## Given problem:
Without the pictures, can you quote each line below exactly?

## Material:
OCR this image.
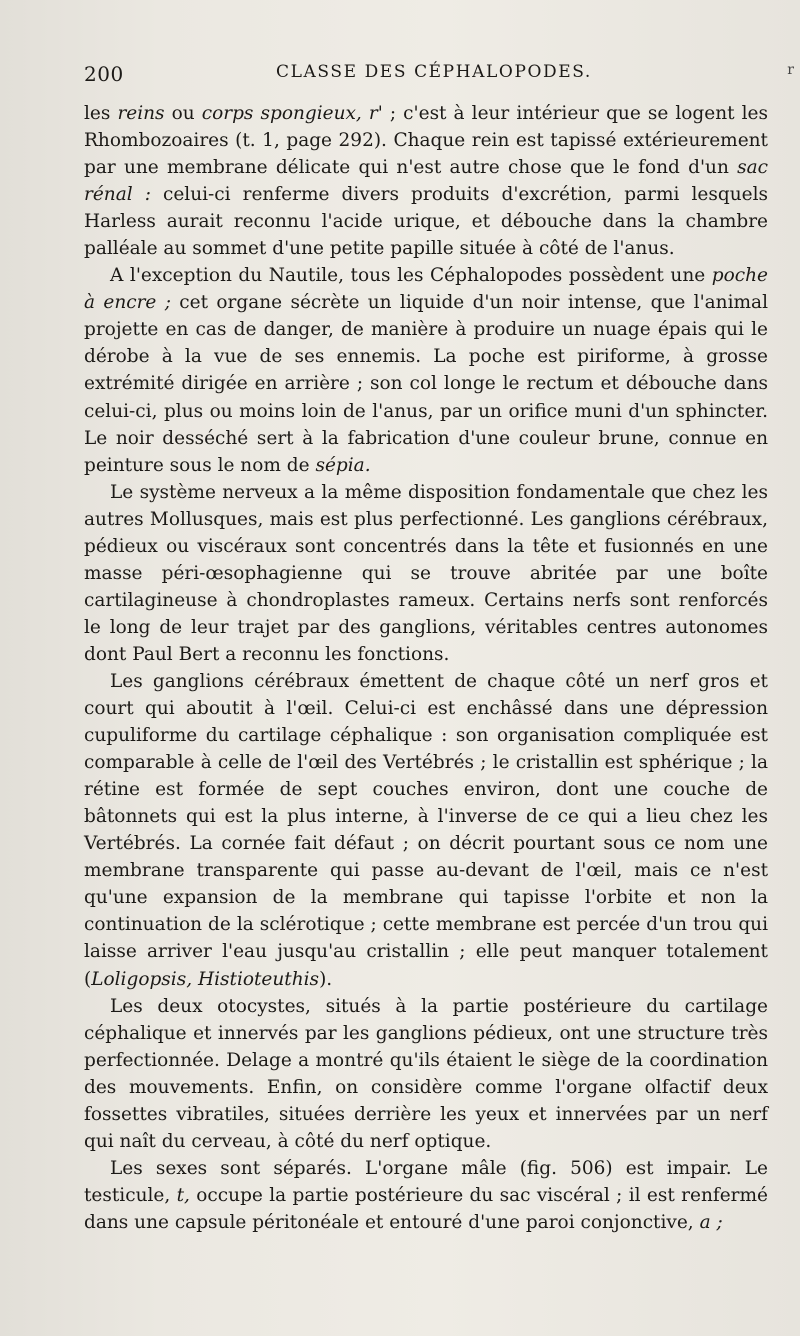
200	CLASSE DES CÉPHALOPODES.	r

les reins ou corps spongieux, r' ; c'est à leur intérieur que se logent les Rhombozoaires (t. 1, page 292). Chaque rein est tapissé extérieurement par une membrane délicate qui n'est autre chose que le fond d'un sac rénal : celui-ci renferme divers produits d'excrétion, parmi lesquels Harless aurait reconnu l'acide urique, et débouche dans la chambre palléale au sommet d'une petite papille située à côté de l'anus.

A l'exception du Nautile, tous les Céphalopodes possèdent une poche à encre ; cet organe sécrète un liquide d'un noir intense, que l'animal projette en cas de danger, de manière à produire un nuage épais qui le dérobe à la vue de ses ennemis. La poche est piriforme, à grosse extrémité dirigée en arrière ; son col longe le rectum et débouche dans celui-ci, plus ou moins loin de l'anus, par un orifice muni d'un sphincter. Le noir desséché sert à la fabrication d'une couleur brune, connue en peinture sous le nom de sépia.

Le système nerveux a la même disposition fondamentale que chez les autres Mollusques, mais est plus perfectionné. Les ganglions cérébraux, pédieux ou viscéraux sont concentrés dans la tête et fusionnés en une masse péri-œsophagienne qui se trouve abritée par une boîte cartilagineuse à chondroplastes rameux. Certains nerfs sont renforcés le long de leur trajet par des ganglions, véritables centres autonomes dont Paul Bert a reconnu les fonctions.

Les ganglions cérébraux émettent de chaque côté un nerf gros et court qui aboutit à l'œil. Celui-ci est enchâssé dans une dépression cupuliforme du cartilage céphalique : son organisation compliquée est comparable à celle de l'œil des Vertébrés ; le cristallin est sphérique ; la rétine est formée de sept couches environ, dont une couche de bâtonnets qui est la plus interne, à l'inverse de ce qui a lieu chez les Vertébrés. La cornée fait défaut ; on décrit pourtant sous ce nom une membrane transparente qui passe au-devant de l'œil, mais ce n'est qu'une expansion de la membrane qui tapisse l'orbite et non la continuation de la sclérotique ; cette membrane est percée d'un trou qui laisse arriver l'eau jusqu'au cristallin ; elle peut manquer totalement (Loligopsis, Histioteuthis).

Les deux otocystes, situés à la partie postérieure du cartilage céphalique et innervés par les ganglions pédieux, ont une structure très perfectionnée. Delage a montré qu'ils étaient le siège de la coordination des mouvements. Enfin, on considère comme l'organe olfactif deux fossettes vibratiles, situées derrière les yeux et innervées par un nerf qui naît du cerveau, à côté du nerf optique.

Les sexes sont séparés. L'organe mâle (fig. 506) est impair. Le testicule, t, occupe la partie postérieure du sac viscéral ; il est renfermé dans une capsule péritonéale et entouré d'une paroi conjonctive, a ;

## Final answer:
OCR this image.
200	CLASSE DES CÉPHALOPODES.	r

les reins ou corps spongieux, r' ; c'est à leur intérieur que se logent les Rhombozoaires (t. 1, page 292). Chaque rein est tapissé extérieurement par une membrane délicate qui n'est autre chose que le fond d'un sac rénal : celui-ci renferme divers produits d'excrétion, parmi lesquels Harless aurait reconnu l'acide urique, et débouche dans la chambre palléale au sommet d'une petite papille située à côté de l'anus.

A l'exception du Nautile, tous les Céphalopodes possèdent une poche à encre ; cet organe sécrète un liquide d'un noir intense, que l'animal projette en cas de danger, de manière à produire un nuage épais qui le dérobe à la vue de ses ennemis. La poche est piriforme, à grosse extrémité dirigée en arrière ; son col longe le rectum et débouche dans celui-ci, plus ou moins loin de l'anus, par un orifice muni d'un sphincter. Le noir desséché sert à la fabrication d'une couleur brune, connue en peinture sous le nom de sépia.

Le système nerveux a la même disposition fondamentale que chez les autres Mollusques, mais est plus perfectionné. Les ganglions cérébraux, pédieux ou viscéraux sont concentrés dans la tête et fusionnés en une masse péri-œsophagienne qui se trouve abritée par une boîte cartilagineuse à chondroplastes rameux. Certains nerfs sont renforcés le long de leur trajet par des ganglions, véritables centres autonomes dont Paul Bert a reconnu les fonctions.

Les ganglions cérébraux émettent de chaque côté un nerf gros et court qui aboutit à l'œil. Celui-ci est enchâssé dans une dépression cupuliforme du cartilage céphalique : son organisation compliquée est comparable à celle de l'œil des Vertébrés ; le cristallin est sphérique ; la rétine est formée de sept couches environ, dont une couche de bâtonnets qui est la plus interne, à l'inverse de ce qui a lieu chez les Vertébrés. La cornée fait défaut ; on décrit pourtant sous ce nom une membrane transparente qui passe au-devant de l'œil, mais ce n'est qu'une expansion de la membrane qui tapisse l'orbite et non la continuation de la sclérotique ; cette membrane est percée d'un trou qui laisse arriver l'eau jusqu'au cristallin ; elle peut manquer totalement (Loligopsis, Histioteuthis).

Les deux otocystes, situés à la partie postérieure du cartilage céphalique et innervés par les ganglions pédieux, ont une structure très perfectionnée. Delage a montré qu'ils étaient le siège de la coordination des mouvements. Enfin, on considère comme l'organe olfactif deux fossettes vibratiles, situées derrière les yeux et innervées par un nerf qui naît du cerveau, à côté du nerf optique.

Les sexes sont séparés. L'organe mâle (fig. 506) est impair. Le testicule, t, occupe la partie postérieure du sac viscéral ; il est renfermé dans une capsule péritonéale et entouré d'une paroi conjonctive, a ;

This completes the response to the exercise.